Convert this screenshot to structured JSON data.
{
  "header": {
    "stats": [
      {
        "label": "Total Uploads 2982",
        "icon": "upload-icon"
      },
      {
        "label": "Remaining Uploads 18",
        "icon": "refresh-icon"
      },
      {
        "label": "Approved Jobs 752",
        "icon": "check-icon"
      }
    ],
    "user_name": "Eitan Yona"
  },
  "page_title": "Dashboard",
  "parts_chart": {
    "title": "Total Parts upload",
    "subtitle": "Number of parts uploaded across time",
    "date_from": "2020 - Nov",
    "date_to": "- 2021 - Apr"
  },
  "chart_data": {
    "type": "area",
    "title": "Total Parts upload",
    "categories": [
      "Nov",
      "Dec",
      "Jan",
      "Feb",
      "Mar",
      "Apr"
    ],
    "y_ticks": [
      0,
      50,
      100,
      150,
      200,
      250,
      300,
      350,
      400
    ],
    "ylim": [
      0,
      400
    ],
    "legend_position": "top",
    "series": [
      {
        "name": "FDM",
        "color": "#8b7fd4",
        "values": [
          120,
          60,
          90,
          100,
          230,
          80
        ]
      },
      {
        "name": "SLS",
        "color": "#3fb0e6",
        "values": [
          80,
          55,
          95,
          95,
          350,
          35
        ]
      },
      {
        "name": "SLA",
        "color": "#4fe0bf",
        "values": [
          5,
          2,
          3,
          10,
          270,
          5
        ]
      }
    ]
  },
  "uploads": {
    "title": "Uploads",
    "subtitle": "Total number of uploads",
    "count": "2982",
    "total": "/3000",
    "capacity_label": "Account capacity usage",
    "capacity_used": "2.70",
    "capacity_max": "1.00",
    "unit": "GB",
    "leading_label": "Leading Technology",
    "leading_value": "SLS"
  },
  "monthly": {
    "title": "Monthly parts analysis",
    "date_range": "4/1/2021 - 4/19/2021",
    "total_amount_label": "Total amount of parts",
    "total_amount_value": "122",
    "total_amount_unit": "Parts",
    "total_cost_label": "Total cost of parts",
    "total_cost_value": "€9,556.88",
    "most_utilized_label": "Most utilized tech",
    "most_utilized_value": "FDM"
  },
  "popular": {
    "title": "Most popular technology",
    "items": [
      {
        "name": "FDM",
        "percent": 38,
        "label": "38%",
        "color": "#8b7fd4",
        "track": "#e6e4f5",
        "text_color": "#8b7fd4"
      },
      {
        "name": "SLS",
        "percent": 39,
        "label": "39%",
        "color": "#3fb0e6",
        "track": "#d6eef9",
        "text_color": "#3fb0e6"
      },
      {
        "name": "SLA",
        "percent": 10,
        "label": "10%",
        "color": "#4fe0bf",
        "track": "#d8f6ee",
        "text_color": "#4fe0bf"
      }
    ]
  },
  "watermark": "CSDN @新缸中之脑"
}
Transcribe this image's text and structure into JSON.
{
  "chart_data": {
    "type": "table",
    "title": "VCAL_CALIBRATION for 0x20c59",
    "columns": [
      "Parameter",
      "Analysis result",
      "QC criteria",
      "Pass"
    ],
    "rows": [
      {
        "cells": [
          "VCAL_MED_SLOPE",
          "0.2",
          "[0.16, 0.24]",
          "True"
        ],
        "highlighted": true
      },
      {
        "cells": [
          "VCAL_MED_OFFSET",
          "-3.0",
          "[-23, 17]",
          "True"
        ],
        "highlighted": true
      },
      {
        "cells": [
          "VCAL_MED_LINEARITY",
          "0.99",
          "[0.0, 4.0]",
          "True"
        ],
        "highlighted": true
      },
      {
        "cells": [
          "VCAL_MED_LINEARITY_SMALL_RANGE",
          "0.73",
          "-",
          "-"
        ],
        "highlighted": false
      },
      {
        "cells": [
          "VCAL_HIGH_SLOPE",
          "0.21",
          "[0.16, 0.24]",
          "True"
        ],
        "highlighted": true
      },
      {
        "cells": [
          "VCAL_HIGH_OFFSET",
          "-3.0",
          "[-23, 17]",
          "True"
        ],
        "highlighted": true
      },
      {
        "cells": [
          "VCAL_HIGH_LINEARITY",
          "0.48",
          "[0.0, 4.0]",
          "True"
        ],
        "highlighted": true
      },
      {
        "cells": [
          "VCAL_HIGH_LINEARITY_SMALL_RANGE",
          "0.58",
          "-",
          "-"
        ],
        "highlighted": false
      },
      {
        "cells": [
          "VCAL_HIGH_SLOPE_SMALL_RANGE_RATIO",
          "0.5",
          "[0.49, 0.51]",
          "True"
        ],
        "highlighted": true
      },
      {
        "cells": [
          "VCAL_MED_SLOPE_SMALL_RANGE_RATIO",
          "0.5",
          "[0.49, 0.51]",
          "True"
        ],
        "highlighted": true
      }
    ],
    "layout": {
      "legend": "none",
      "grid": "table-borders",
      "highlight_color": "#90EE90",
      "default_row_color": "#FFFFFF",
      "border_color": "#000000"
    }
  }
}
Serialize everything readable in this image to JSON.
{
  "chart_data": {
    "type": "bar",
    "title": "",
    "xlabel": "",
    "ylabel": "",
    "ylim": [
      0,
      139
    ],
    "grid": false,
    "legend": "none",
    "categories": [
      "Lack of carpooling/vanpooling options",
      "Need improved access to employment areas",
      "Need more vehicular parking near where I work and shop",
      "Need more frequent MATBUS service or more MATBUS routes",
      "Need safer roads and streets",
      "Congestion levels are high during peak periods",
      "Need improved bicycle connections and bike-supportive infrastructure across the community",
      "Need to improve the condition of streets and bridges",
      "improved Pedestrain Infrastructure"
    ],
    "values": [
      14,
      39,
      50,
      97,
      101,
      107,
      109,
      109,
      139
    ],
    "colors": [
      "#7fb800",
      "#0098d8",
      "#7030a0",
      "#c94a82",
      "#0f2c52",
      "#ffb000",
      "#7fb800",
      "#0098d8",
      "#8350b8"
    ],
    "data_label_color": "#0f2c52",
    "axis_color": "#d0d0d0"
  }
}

....

To do
The records above need to be transcribed in full. Keep every character unchanged.

Answer to this exercise
Convert this screenshot to structured JSON data.
{
  "header": {
    "stats": [
      {
        "label": "Total Uploads 2982",
        "icon": "upload-icon"
      },
      {
        "label": "Remaining Uploads 18",
        "icon": "refresh-icon"
      },
      {
        "label": "Approved Jobs 752",
        "icon": "check-icon"
      }
    ],
    "user_name": "Eitan Yona"
  },
  "page_title": "Dashboard",
  "parts_chart": {
    "title": "Total Parts upload",
    "subtitle": "Number of parts uploaded across time",
    "date_from": "2020 - Nov",
    "date_to": "- 2021 - Apr"
  },
  "chart_data": {
    "type": "area",
    "title": "Total Parts upload",
    "categories": [
      "Nov",
      "Dec",
      "Jan",
      "Feb",
      "Mar",
      "Apr"
    ],
    "y_ticks": [
      0,
      50,
      100,
      150,
      200,
      250,
      300,
      350,
      400
    ],
    "ylim": [
      0,
      400
    ],
    "legend_position": "top",
    "series": [
      {
        "name": "FDM",
        "color": "#8b7fd4",
        "values": [
          120,
          60,
          90,
          100,
          230,
          80
        ]
      },
      {
        "name": "SLS",
        "color": "#3fb0e6",
        "values": [
          80,
          55,
          95,
          95,
          350,
          35
        ]
      },
      {
        "name": "SLA",
        "color": "#4fe0bf",
        "values": [
          5,
          2,
          3,
          10,
          270,
          5
        ]
      }
    ]
  },
  "uploads": {
    "title": "Uploads",
    "subtitle": "Total number of uploads",
    "count": "2982",
    "total": "/3000",
    "capacity_label": "Account capacity usage",
    "capacity_used": "2.70",
    "capacity_max": "1.00",
    "unit": "GB",
    "leading_label": "Leading Technology",
    "leading_value": "SLS"
  },
  "monthly": {
    "title": "Monthly parts analysis",
    "date_range": "4/1/2021 - 4/19/2021",
    "total_amount_label": "Total amount of parts",
    "total_amount_value": "122",
    "total_amount_unit": "Parts",
    "total_cost_label": "Total cost of parts",
    "total_cost_value": "€9,556.88",
    "most_utilized_label": "Most utilized tech",
    "most_utilized_value": "FDM"
  },
  "popular": {
    "title": "Most popular technology",
    "items": [
      {
        "name": "FDM",
        "percent": 38,
        "label": "38%",
        "color": "#8b7fd4",
        "track": "#e6e4f5",
        "text_color": "#8b7fd4"
      },
      {
        "name": "SLS",
        "percent": 39,
        "label": "39%",
        "color": "#3fb0e6",
        "track": "#d6eef9",
        "text_color": "#3fb0e6"
      },
      {
        "name": "SLA",
        "percent": 10,
        "label": "10%",
        "color": "#4fe0bf",
        "track": "#d8f6ee",
        "text_color": "#4fe0bf"
      }
    ]
  },
  "watermark": "CSDN @新缸中之脑"
}
Transcribe this image's text and structure into JSON.
{
  "chart_data": {
    "type": "table",
    "title": "VCAL_CALIBRATION for 0x20c59",
    "columns": [
      "Parameter",
      "Analysis result",
      "QC criteria",
      "Pass"
    ],
    "rows": [
      {
        "cells": [
          "VCAL_MED_SLOPE",
          "0.2",
          "[0.16, 0.24]",
          "True"
        ],
        "highlighted": true
      },
      {
        "cells": [
          "VCAL_MED_OFFSET",
          "-3.0",
          "[-23, 17]",
          "True"
        ],
        "highlighted": true
      },
      {
        "cells": [
          "VCAL_MED_LINEARITY",
          "0.99",
          "[0.0, 4.0]",
          "True"
        ],
        "highlighted": true
      },
      {
        "cells": [
          "VCAL_MED_LINEARITY_SMALL_RANGE",
          "0.73",
          "-",
          "-"
        ],
        "highlighted": false
      },
      {
        "cells": [
          "VCAL_HIGH_SLOPE",
          "0.21",
          "[0.16, 0.24]",
          "True"
        ],
        "highlighted": true
      },
      {
        "cells": [
          "VCAL_HIGH_OFFSET",
          "-3.0",
          "[-23, 17]",
          "True"
        ],
        "highlighted": true
      },
      {
        "cells": [
          "VCAL_HIGH_LINEARITY",
          "0.48",
          "[0.0, 4.0]",
          "True"
        ],
        "highlighted": true
      },
      {
        "cells": [
          "VCAL_HIGH_LINEARITY_SMALL_RANGE",
          "0.58",
          "-",
          "-"
        ],
        "highlighted": false
      },
      {
        "cells": [
          "VCAL_HIGH_SLOPE_SMALL_RANGE_RATIO",
          "0.5",
          "[0.49, 0.51]",
          "True"
        ],
        "highlighted": true
      },
      {
        "cells": [
          "VCAL_MED_SLOPE_SMALL_RANGE_RATIO",
          "0.5",
          "[0.49, 0.51]",
          "True"
        ],
        "highlighted": true
      }
    ],
    "layout": {
      "legend": "none",
      "grid": "table-borders",
      "highlight_color": "#90EE90",
      "default_row_color": "#FFFFFF",
      "border_color": "#000000"
    }
  }
}
Serialize everything readable in this image to JSON.
{
  "chart_data": {
    "type": "bar",
    "title": "",
    "xlabel": "",
    "ylabel": "",
    "ylim": [
      0,
      139
    ],
    "grid": false,
    "legend": "none",
    "categories": [
      "Lack of carpooling/vanpooling options",
      "Need improved access to employment areas",
      "Need more vehicular parking near where I work and shop",
      "Need more frequent MATBUS service or more MATBUS routes",
      "Need safer roads and streets",
      "Congestion levels are high during peak periods",
      "Need improved bicycle connections and bike-supportive infrastructure across the community",
      "Need to improve the condition of streets and bridges",
      "improved Pedestrain Infrastructure"
    ],
    "values": [
      14,
      39,
      50,
      97,
      101,
      107,
      109,
      109,
      139
    ],
    "colors": [
      "#7fb800",
      "#0098d8",
      "#7030a0",
      "#c94a82",
      "#0f2c52",
      "#ffb000",
      "#7fb800",
      "#0098d8",
      "#8350b8"
    ],
    "data_label_color": "#0f2c52",
    "axis_color": "#d0d0d0"
  }
}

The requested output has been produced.